Indexing strategy

Ryan

I have a bit of a problem with regards an indexing strategy. Well,
basically there is no indexing strategy on a set of data I have at
work. Now, I didn't create the design as I would have allowed for this.

OK, so there is primary key (clustered) indexes (mainly composite
keys), but no other indexes on the tables. As you would expect, the
performance leaves a lot to be desired. A hell of a lot. We have
several million rows in a lot of the tables. None of the queries seem
to be overly complex so we can work through the applications at a later
stage.

We have multiple copies (one per client per country) of the same
structure (I may have considered combining these to allow better
performance). One specific SP that I need to run takes 40+ hours
without indexes and 5 hours with some (130) basic indexes to get us
started on a better design. These 130 indexes are the minimum I suspect
we need and from there, we can start to work out which ones we need.

Now the test database (our worst performer) doubles in size to 20Gb,
but the performance is much much better (as expected). The original
thinking behind the design was for storage concerns (server space
recently upgraded) and for performance with bulk inserts.

We have a lot of bulk inserts, but I suspect that these are not too
bad, and the time taken for indexing these is negligable due to the
performance gains. I strongly suspect that we have a considerable
amount of table scans going on, but the problem is that people here
don't understand indexing (yet) or have the time (probably because it's
all taken up using the poorly designed system). That's a whole seperate
issue for me to address.

So, finally getting round to my questions...

Is there any good reference explaining in Layman's terms why you need
basic (or advanced) indexing ? Any links would be appreciated. I need
this to help explain to colleagues why a disk space increase and
indexing will be far better than spending thousands on a new box and
doing the same (a common problem I suspect).

How can I accurately estimate the amount of time taken to update an
index once data is bulk inserted. I don't want to re-index from scratch
as this may take too long. Indexing my database first time round takes
about 1 hour 30 minutes.

**SUPPLIED DATA**
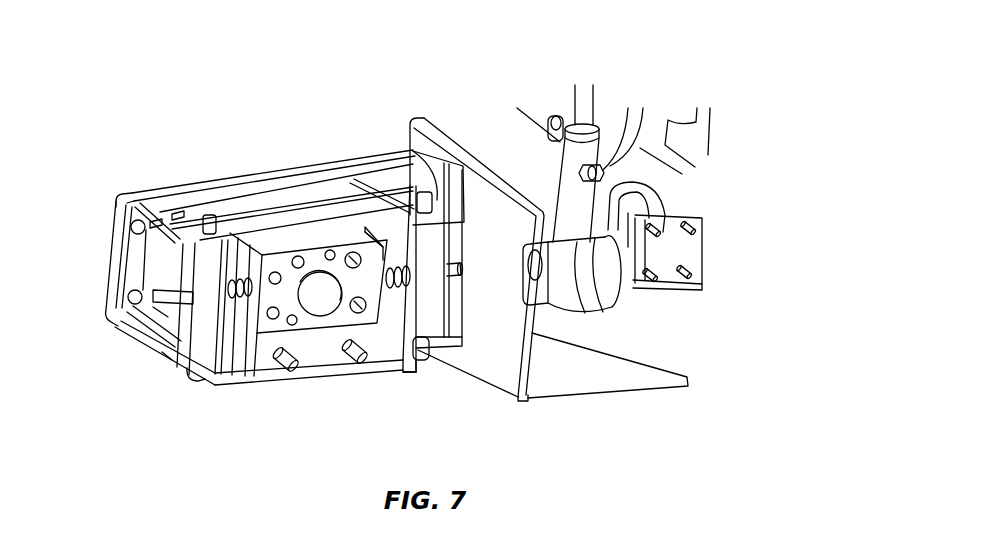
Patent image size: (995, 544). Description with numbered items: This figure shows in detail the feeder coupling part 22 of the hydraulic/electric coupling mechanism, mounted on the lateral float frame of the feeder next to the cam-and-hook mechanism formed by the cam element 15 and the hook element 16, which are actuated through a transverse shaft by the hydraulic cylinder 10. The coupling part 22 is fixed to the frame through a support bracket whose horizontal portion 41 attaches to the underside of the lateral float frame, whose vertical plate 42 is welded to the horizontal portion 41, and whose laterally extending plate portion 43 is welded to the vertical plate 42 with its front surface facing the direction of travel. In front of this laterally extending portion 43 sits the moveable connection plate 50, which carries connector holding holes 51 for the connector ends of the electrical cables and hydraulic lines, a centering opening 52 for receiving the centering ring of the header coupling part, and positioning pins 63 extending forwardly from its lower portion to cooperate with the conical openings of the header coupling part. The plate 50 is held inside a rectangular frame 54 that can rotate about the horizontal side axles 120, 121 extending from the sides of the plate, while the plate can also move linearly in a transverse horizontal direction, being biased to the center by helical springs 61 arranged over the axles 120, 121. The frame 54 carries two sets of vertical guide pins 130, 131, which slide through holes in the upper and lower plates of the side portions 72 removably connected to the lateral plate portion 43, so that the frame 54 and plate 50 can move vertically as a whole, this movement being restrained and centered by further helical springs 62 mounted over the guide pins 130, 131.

**YOUR INSTRUCTIONS**
Condense the paragraph of the indexing post that begins "We have multiple copies" into a short bulleted list that keeps its main facts.

**WRITTEN RESPONSE**
- The same structure exists in multiple copies, one per client per country; combining them might have been considered for better performance.
- One specific SP takes 40+ hours without indexes.
- With 130 basic indexes, the same SP takes 5 hours.
- Those 130 indexes are suspected to be the minimum needed, a starting point for working out which indexes are required.